Only the number is wanted: count the lines in the data with "opportuna" in them.

(Record list)

= = =

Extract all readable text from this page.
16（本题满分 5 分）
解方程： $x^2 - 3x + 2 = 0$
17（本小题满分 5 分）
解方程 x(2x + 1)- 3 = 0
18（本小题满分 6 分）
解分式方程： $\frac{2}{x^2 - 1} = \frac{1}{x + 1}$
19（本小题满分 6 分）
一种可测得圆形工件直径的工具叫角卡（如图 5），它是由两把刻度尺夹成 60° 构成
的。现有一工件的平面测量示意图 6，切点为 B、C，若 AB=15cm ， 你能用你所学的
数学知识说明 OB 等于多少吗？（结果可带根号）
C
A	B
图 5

= = =

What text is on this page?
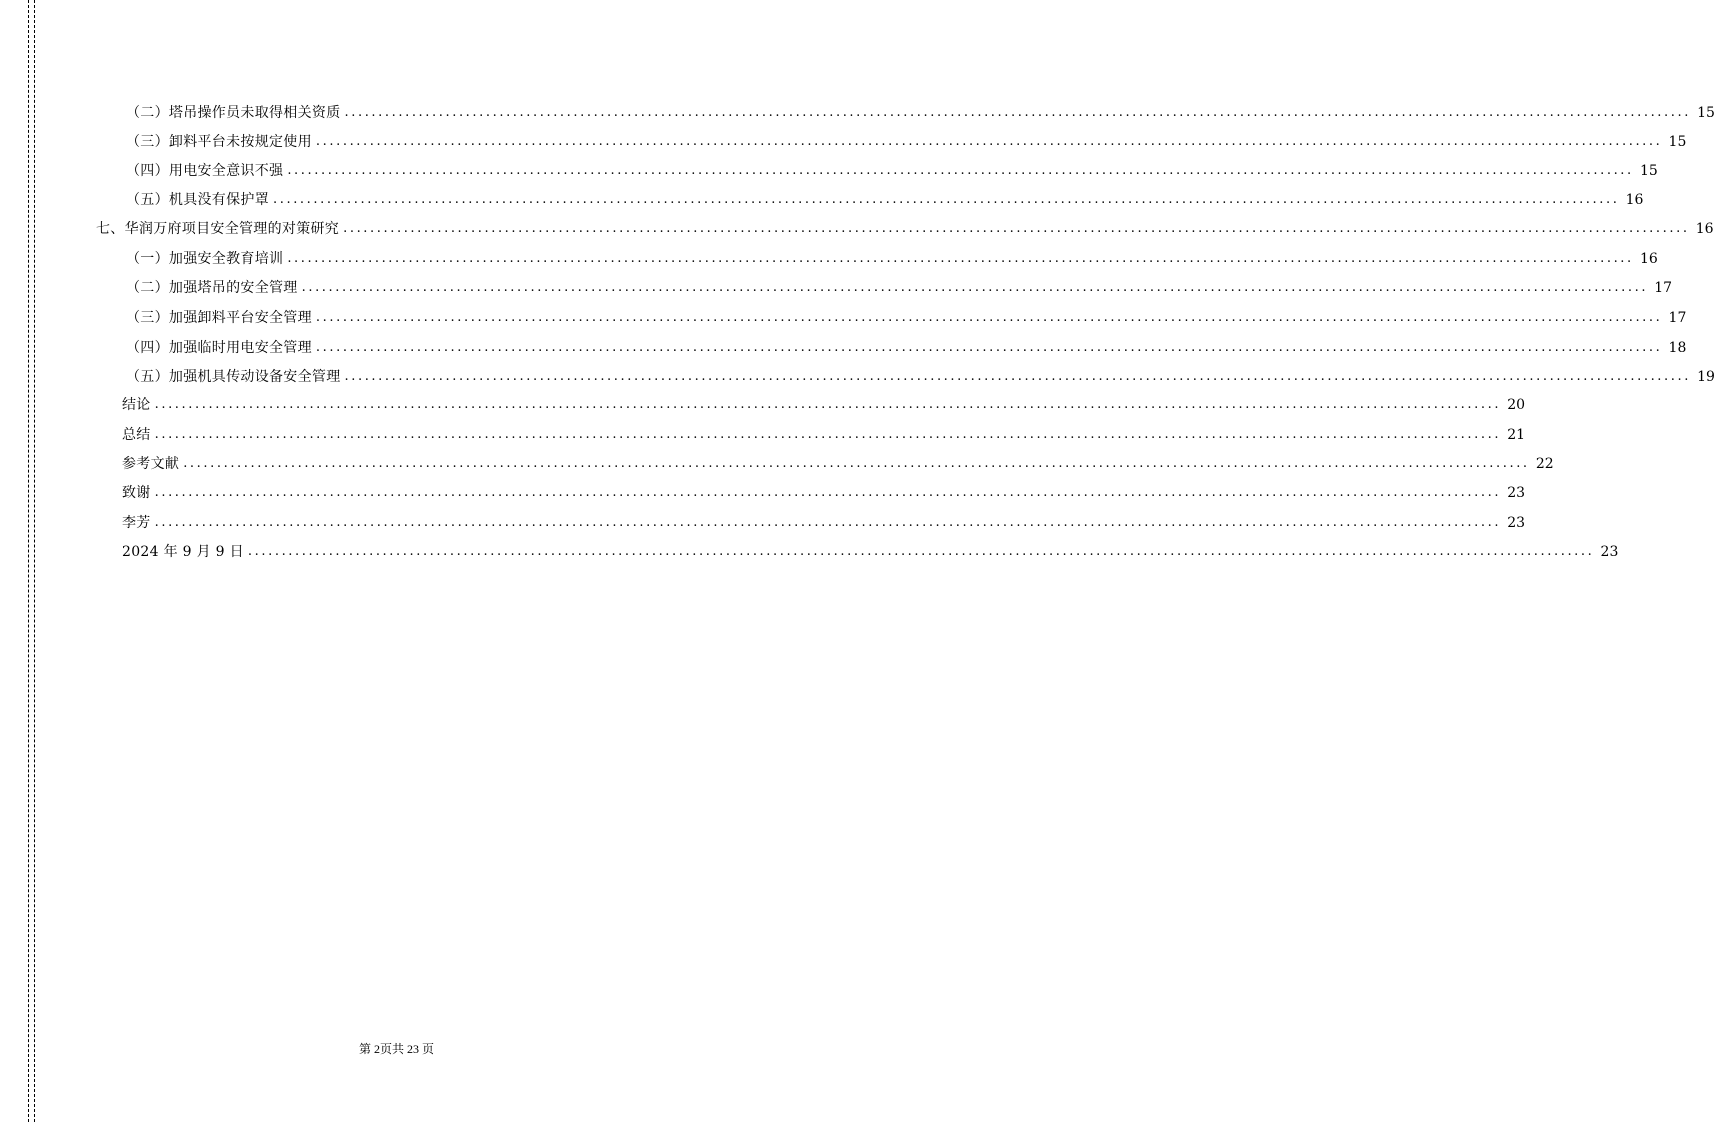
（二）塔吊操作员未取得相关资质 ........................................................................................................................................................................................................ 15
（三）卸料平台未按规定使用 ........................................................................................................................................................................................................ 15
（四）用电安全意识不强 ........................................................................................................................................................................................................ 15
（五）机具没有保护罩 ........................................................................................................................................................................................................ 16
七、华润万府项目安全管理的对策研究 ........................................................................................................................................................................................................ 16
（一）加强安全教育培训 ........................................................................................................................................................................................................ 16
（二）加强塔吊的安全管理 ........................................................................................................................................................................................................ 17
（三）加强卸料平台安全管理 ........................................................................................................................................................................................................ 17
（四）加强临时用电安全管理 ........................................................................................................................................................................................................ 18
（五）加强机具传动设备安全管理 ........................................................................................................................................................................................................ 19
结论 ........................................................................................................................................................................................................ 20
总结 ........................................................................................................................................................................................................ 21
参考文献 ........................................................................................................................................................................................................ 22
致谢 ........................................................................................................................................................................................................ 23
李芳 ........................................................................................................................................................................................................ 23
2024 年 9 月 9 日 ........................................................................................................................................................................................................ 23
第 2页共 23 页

= = =

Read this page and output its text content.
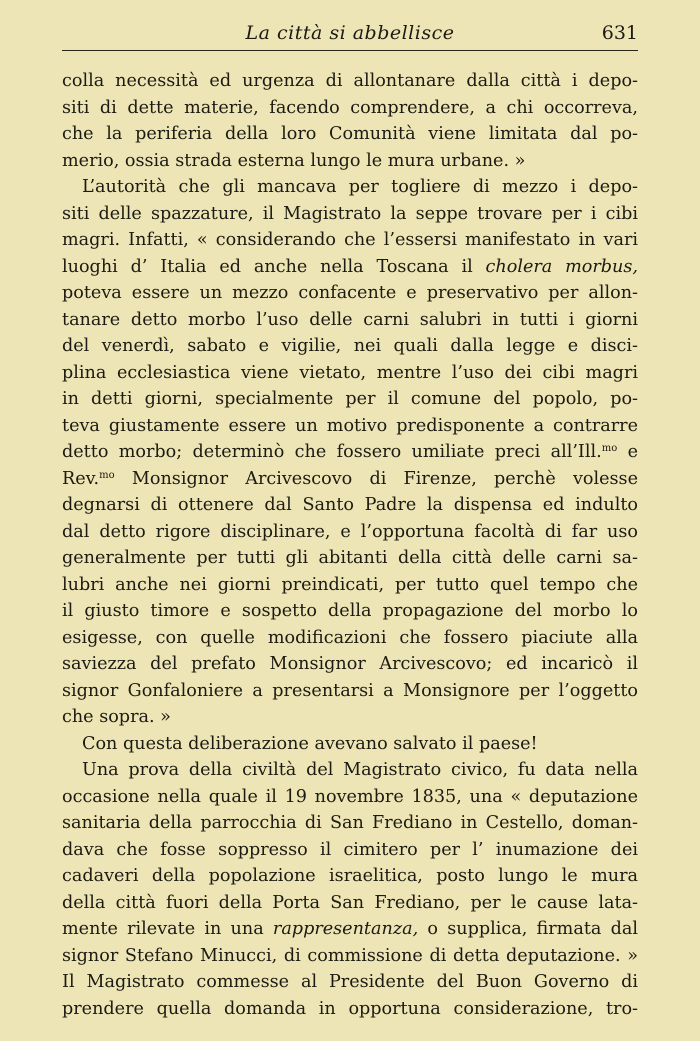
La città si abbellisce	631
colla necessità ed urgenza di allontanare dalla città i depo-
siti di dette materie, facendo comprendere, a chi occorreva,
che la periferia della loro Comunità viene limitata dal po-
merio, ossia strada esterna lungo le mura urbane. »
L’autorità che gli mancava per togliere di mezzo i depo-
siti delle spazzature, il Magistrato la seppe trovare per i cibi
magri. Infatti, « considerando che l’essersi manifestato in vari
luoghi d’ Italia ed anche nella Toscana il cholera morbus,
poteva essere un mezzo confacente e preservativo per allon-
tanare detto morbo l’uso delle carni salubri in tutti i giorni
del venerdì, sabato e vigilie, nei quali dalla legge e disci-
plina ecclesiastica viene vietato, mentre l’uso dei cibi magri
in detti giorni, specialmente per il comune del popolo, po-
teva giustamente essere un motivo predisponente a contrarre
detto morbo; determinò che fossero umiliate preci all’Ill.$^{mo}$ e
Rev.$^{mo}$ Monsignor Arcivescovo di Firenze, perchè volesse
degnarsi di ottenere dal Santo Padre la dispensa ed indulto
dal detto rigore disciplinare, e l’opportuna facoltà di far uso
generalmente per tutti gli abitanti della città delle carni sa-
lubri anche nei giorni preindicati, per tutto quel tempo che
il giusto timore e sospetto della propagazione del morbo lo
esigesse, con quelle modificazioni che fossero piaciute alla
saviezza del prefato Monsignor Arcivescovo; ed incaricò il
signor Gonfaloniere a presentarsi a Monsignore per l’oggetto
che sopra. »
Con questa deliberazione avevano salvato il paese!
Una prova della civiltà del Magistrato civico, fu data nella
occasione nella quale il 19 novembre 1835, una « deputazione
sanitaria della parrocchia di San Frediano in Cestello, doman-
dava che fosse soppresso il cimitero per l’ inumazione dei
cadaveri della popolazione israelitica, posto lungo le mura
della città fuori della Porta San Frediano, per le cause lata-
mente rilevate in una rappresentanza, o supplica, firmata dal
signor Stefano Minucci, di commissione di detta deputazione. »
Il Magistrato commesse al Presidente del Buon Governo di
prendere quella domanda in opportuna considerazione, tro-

= = =

(Expected output)
2